What you need to do: Reproduce every entry in the listing without alteration.

Records:

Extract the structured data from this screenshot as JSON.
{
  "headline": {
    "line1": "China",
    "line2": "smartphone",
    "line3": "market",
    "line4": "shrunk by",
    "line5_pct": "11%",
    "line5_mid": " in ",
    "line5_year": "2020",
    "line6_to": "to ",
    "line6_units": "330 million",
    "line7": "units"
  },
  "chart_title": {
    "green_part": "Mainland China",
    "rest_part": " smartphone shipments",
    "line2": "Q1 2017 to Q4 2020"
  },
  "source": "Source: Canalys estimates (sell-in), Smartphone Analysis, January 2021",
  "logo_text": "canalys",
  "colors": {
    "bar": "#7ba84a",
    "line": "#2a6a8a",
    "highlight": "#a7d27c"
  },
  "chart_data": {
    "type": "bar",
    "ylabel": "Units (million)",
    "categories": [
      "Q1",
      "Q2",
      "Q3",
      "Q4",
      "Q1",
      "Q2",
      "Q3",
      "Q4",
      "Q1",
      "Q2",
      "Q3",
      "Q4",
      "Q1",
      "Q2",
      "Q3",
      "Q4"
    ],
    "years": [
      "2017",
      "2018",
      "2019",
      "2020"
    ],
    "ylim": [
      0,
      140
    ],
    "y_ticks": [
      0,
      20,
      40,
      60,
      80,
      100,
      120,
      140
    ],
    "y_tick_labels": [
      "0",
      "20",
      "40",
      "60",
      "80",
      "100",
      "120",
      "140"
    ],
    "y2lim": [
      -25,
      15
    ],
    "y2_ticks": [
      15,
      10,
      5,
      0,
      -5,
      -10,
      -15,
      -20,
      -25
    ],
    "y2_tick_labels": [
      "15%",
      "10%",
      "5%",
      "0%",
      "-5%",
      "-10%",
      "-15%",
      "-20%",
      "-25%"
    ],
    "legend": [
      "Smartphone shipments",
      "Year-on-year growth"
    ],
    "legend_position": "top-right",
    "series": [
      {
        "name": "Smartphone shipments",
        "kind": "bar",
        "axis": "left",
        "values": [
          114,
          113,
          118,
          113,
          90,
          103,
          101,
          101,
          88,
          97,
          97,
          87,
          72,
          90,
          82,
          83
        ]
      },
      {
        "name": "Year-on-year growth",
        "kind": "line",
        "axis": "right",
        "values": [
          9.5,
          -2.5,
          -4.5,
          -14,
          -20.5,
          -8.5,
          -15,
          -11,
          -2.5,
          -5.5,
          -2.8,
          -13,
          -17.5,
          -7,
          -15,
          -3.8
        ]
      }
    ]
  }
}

Result of this task:
Extract the structured data from this screenshot as JSON.
{
  "headline": {
    "line1": "China",
    "line2": "smartphone",
    "line3": "market",
    "line4": "shrunk by",
    "line5_pct": "11%",
    "line5_mid": " in ",
    "line5_year": "2020",
    "line6_to": "to ",
    "line6_units": "330 million",
    "line7": "units"
  },
  "chart_title": {
    "green_part": "Mainland China",
    "rest_part": " smartphone shipments",
    "line2": "Q1 2017 to Q4 2020"
  },
  "source": "Source: Canalys estimates (sell-in), Smartphone Analysis, January 2021",
  "logo_text": "canalys",
  "colors": {
    "bar": "#7ba84a",
    "line": "#2a6a8a",
    "highlight": "#a7d27c"
  },
  "chart_data": {
    "type": "bar",
    "ylabel": "Units (million)",
    "categories": [
      "Q1",
      "Q2",
      "Q3",
      "Q4",
      "Q1",
      "Q2",
      "Q3",
      "Q4",
      "Q1",
      "Q2",
      "Q3",
      "Q4",
      "Q1",
      "Q2",
      "Q3",
      "Q4"
    ],
    "years": [
      "2017",
      "2018",
      "2019",
      "2020"
    ],
    "ylim": [
      0,
      140
    ],
    "y_ticks": [
      0,
      20,
      40,
      60,
      80,
      100,
      120,
      140
    ],
    "y_tick_labels": [
      "0",
      "20",
      "40",
      "60",
      "80",
      "100",
      "120",
      "140"
    ],
    "y2lim": [
      -25,
      15
    ],
    "y2_ticks": [
      15,
      10,
      5,
      0,
      -5,
      -10,
      -15,
      -20,
      -25
    ],
    "y2_tick_labels": [
      "15%",
      "10%",
      "5%",
      "0%",
      "-5%",
      "-10%",
      "-15%",
      "-20%",
      "-25%"
    ],
    "legend": [
      "Smartphone shipments",
      "Year-on-year growth"
    ],
    "legend_position": "top-right",
    "series": [
      {
        "name": "Smartphone shipments",
        "kind": "bar",
        "axis": "left",
        "values": [
          114,
          113,
          118,
          113,
          90,
          103,
          101,
          101,
          88,
          97,
          97,
          87,
          72,
          90,
          82,
          83
        ]
      },
      {
        "name": "Year-on-year growth",
        "kind": "line",
        "axis": "right",
        "values": [
          9.5,
          -2.5,
          -4.5,
          -14,
          -20.5,
          -8.5,
          -15,
          -11,
          -2.5,
          -5.5,
          -2.8,
          -13,
          -17.5,
          -7,
          -15,
          -3.8
        ]
      }
    ]
  }
}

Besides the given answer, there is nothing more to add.